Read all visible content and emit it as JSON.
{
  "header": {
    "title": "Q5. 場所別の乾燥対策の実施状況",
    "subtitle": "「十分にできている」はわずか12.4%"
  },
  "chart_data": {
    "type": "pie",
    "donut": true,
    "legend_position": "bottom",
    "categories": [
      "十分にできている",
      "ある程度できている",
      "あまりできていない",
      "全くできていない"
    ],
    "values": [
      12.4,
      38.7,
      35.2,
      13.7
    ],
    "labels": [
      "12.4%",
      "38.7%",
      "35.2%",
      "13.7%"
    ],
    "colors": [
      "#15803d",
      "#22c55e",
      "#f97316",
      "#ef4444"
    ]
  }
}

- - - - - - -

▶ **Exercise aim**:
Copy the material above back out, exactly as written.

▶ **In response**:
Read all visible content and emit it as JSON.
{
  "header": {
    "title": "Q5. 場所別の乾燥対策の実施状況",
    "subtitle": "「十分にできている」はわずか12.4%"
  },
  "chart_data": {
    "type": "pie",
    "donut": true,
    "legend_position": "bottom",
    "categories": [
      "十分にできている",
      "ある程度できている",
      "あまりできていない",
      "全くできていない"
    ],
    "values": [
      12.4,
      38.7,
      35.2,
      13.7
    ],
    "labels": [
      "12.4%",
      "38.7%",
      "35.2%",
      "13.7%"
    ],
    "colors": [
      "#15803d",
      "#22c55e",
      "#f97316",
      "#ef4444"
    ]
  }
}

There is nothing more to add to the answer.